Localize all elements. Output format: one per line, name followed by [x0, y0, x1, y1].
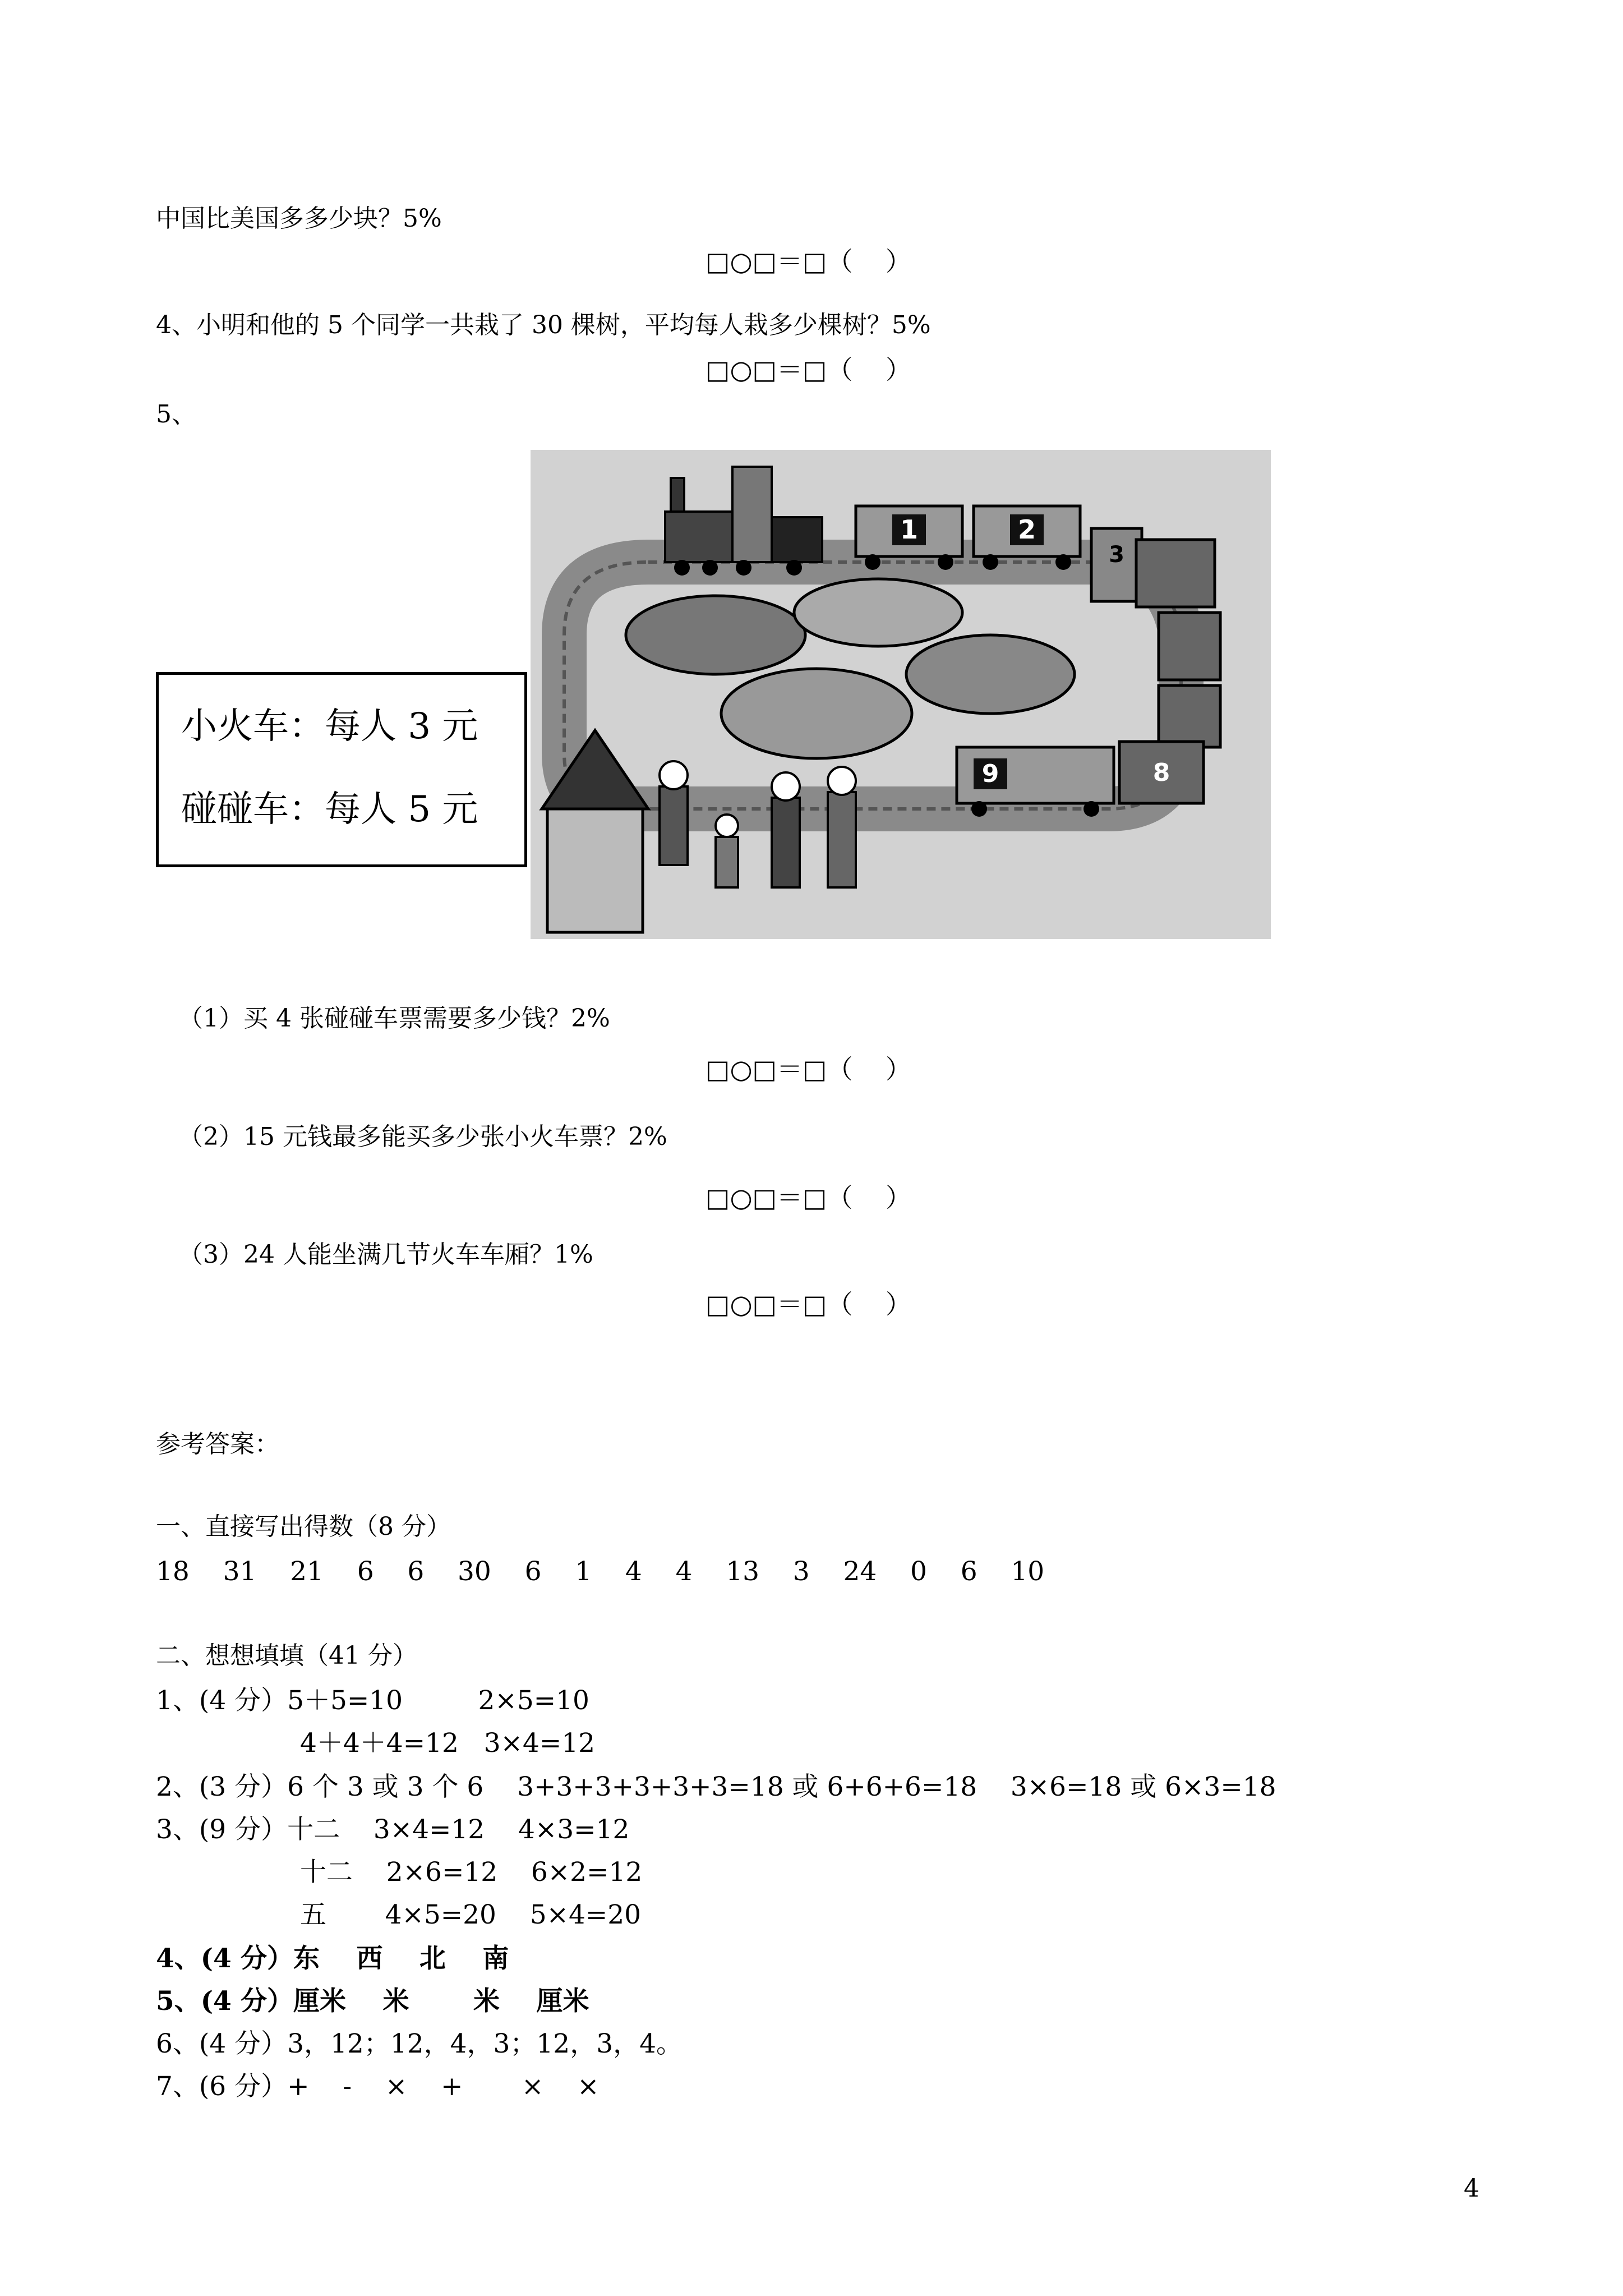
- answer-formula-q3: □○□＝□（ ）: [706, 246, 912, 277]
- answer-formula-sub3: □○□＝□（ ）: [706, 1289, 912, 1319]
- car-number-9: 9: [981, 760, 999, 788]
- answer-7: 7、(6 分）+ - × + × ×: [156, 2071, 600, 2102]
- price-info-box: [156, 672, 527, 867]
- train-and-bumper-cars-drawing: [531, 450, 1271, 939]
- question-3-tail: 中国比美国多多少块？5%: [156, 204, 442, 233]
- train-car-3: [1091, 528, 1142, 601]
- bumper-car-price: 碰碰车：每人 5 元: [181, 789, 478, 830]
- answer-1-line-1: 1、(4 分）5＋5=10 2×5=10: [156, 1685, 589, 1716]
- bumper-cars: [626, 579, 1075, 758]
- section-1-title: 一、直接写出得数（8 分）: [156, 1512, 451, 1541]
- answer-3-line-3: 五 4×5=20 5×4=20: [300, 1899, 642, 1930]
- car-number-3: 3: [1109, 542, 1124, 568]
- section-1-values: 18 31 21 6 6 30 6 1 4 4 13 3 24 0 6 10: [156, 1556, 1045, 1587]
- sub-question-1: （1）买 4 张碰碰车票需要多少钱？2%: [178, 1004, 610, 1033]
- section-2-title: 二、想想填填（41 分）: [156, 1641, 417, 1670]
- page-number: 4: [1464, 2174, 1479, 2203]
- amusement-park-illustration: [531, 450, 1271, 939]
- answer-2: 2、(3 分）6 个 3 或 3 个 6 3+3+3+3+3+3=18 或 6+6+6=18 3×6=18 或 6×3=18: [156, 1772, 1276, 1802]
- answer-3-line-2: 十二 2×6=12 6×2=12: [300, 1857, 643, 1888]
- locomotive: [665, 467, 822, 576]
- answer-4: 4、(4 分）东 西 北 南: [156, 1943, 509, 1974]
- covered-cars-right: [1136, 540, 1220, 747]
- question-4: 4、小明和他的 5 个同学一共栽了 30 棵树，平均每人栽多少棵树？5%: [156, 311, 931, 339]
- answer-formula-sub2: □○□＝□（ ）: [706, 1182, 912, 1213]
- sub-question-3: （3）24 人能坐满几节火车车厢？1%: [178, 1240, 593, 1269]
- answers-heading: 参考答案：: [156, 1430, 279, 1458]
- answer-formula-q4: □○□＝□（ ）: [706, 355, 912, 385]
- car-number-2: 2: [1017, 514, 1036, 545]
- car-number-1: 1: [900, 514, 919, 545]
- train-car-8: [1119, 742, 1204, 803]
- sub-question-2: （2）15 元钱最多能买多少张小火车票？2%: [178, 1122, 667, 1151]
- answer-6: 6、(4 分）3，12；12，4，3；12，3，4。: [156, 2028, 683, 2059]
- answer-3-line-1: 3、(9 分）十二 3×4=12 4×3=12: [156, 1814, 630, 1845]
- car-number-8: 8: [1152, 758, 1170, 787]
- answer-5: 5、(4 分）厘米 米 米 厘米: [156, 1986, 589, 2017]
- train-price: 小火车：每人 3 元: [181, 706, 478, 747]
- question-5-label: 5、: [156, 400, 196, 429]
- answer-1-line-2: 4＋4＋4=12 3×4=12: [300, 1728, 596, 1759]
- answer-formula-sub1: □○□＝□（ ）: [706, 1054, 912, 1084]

» Directive:
Show each line of the records that includes the string "formula".

» Answer:
- answer-formula-q3: □○□＝□（ ）: [706, 246, 912, 277]
- answer-formula-sub3: □○□＝□（ ）: [706, 1289, 912, 1319]
- answer-formula-sub2: □○□＝□（ ）: [706, 1182, 912, 1213]
- answer-formula-q4: □○□＝□（ ）: [706, 355, 912, 385]
- answer-formula-sub1: □○□＝□（ ）: [706, 1054, 912, 1084]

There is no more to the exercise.